### [What is being asked]
Search the entries for the word "байланысты" and pull out each line that has it.

### [The input]
— Start —

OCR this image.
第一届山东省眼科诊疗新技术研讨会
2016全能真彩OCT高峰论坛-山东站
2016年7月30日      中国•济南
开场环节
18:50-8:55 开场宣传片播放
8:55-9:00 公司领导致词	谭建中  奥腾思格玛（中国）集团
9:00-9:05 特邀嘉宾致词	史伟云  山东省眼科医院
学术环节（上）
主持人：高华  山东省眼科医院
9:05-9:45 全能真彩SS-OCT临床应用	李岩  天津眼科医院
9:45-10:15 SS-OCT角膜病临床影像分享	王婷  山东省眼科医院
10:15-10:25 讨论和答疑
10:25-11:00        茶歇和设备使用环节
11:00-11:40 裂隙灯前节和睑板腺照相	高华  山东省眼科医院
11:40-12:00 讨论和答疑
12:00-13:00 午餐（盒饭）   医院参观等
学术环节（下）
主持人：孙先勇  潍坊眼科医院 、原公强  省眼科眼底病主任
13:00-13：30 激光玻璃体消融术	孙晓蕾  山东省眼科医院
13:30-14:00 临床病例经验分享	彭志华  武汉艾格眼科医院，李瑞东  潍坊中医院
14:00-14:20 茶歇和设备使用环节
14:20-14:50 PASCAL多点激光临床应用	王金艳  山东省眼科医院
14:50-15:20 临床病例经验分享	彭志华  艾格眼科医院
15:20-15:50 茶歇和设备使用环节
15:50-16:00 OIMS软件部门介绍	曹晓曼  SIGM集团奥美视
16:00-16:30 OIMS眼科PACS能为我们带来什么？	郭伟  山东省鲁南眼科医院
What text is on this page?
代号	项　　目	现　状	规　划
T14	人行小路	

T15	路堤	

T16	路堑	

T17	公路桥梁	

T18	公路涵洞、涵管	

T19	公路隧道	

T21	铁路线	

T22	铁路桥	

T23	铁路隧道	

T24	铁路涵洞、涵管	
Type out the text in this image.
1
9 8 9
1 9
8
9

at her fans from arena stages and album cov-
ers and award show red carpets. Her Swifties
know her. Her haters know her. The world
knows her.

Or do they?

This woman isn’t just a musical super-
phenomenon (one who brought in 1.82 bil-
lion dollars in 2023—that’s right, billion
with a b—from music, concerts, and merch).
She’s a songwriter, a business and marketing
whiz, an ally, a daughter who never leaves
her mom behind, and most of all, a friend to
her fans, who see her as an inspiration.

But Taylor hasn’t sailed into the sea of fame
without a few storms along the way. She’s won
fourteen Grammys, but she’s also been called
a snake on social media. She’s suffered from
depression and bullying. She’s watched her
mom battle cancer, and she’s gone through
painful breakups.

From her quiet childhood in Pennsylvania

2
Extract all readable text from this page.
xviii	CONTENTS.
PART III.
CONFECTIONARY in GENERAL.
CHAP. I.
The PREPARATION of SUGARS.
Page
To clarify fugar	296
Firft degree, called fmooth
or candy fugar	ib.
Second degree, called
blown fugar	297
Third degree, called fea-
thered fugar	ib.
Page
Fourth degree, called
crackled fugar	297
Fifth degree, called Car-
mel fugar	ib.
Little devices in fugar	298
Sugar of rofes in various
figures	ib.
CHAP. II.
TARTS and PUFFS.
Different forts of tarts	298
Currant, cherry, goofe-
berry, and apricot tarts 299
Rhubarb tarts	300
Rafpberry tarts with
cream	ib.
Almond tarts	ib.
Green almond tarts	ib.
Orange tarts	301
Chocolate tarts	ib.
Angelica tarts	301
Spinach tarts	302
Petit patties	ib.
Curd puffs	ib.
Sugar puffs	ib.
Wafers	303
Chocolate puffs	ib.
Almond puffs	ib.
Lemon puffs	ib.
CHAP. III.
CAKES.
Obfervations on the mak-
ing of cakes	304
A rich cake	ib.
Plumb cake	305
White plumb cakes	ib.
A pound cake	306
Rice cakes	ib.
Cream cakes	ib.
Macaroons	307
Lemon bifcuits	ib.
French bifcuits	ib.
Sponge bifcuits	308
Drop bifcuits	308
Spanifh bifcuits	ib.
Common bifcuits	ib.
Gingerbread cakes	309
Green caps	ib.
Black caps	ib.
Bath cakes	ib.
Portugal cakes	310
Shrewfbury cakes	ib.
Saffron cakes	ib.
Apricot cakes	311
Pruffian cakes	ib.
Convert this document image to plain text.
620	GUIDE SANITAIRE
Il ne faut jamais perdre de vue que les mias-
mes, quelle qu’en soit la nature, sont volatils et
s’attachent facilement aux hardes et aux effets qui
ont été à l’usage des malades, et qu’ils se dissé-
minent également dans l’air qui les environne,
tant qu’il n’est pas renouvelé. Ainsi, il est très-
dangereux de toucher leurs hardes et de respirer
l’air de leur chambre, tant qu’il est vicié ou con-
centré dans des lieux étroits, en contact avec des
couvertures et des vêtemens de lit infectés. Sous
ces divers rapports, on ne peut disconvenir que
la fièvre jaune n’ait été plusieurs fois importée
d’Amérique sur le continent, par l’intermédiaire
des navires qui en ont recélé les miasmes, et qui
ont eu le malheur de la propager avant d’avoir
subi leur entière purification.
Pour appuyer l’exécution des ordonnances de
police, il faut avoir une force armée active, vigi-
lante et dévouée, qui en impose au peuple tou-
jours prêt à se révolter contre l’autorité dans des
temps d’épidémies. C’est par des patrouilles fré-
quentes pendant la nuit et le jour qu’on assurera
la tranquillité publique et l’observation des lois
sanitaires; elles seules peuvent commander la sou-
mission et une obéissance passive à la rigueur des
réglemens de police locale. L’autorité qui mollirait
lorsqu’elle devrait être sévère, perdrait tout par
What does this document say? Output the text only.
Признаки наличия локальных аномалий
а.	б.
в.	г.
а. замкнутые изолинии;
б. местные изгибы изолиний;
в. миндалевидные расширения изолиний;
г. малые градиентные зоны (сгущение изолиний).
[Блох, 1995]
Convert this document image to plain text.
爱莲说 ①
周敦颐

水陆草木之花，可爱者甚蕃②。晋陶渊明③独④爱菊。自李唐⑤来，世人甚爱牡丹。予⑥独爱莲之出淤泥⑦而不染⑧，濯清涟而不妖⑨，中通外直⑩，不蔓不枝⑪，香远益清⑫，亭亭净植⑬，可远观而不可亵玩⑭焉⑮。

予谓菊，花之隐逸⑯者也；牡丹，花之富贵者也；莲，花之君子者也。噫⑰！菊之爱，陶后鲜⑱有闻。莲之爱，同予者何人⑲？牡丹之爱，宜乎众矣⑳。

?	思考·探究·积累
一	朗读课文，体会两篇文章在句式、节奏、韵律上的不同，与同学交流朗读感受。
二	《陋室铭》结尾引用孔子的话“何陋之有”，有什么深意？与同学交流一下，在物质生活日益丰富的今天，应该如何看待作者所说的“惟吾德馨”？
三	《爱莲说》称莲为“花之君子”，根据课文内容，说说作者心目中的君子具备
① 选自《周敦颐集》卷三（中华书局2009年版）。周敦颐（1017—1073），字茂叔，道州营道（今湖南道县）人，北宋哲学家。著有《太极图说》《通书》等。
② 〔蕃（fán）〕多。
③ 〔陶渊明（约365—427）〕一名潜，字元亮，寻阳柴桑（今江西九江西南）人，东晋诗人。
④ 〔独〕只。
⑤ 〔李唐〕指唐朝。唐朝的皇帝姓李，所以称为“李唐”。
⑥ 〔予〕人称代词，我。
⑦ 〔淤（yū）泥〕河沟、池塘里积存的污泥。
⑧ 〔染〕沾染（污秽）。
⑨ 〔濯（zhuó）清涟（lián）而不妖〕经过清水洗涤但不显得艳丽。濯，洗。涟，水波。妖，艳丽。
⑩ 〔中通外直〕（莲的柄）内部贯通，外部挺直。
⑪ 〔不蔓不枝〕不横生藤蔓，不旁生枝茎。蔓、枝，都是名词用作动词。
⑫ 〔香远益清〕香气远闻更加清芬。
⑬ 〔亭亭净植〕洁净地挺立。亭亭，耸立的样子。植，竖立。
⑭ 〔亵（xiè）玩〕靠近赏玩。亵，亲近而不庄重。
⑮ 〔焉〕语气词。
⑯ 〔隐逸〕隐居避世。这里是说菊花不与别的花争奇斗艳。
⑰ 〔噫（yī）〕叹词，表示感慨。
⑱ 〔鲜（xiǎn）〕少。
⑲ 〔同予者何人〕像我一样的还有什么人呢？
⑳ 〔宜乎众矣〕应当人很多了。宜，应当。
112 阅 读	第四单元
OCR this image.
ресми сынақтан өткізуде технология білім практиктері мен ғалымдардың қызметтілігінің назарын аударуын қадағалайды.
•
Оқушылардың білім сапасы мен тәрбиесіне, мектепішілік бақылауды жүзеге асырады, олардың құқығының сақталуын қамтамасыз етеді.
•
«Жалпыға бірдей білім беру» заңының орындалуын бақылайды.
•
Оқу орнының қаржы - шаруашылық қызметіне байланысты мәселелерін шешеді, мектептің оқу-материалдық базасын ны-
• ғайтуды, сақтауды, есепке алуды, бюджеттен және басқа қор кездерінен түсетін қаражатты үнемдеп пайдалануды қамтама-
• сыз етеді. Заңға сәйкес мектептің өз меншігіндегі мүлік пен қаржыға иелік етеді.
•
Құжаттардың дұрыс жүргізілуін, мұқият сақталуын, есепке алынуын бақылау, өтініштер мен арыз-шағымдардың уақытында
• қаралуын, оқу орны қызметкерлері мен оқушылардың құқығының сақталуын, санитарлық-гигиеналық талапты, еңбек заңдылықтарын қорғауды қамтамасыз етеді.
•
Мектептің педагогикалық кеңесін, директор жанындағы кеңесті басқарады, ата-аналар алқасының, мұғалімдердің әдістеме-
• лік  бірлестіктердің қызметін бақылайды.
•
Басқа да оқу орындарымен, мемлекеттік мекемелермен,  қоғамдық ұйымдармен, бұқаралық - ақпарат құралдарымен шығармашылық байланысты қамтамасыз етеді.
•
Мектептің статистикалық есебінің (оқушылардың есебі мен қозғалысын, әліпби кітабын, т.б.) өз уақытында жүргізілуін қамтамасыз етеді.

— End —

### [Answer to the exercise]
Оқу орнының қаржы - шаруашылық қызметіне байланысты мәселелерін шешеді, мектептің оқу-материалдық базасын ны-
Басқа да оқу орындарымен, мемлекеттік мекемелермен,  қоғамдық ұйымдармен, бұқаралық - ақпарат құралдарымен шығармашылық байланысты қамтамасыз етеді.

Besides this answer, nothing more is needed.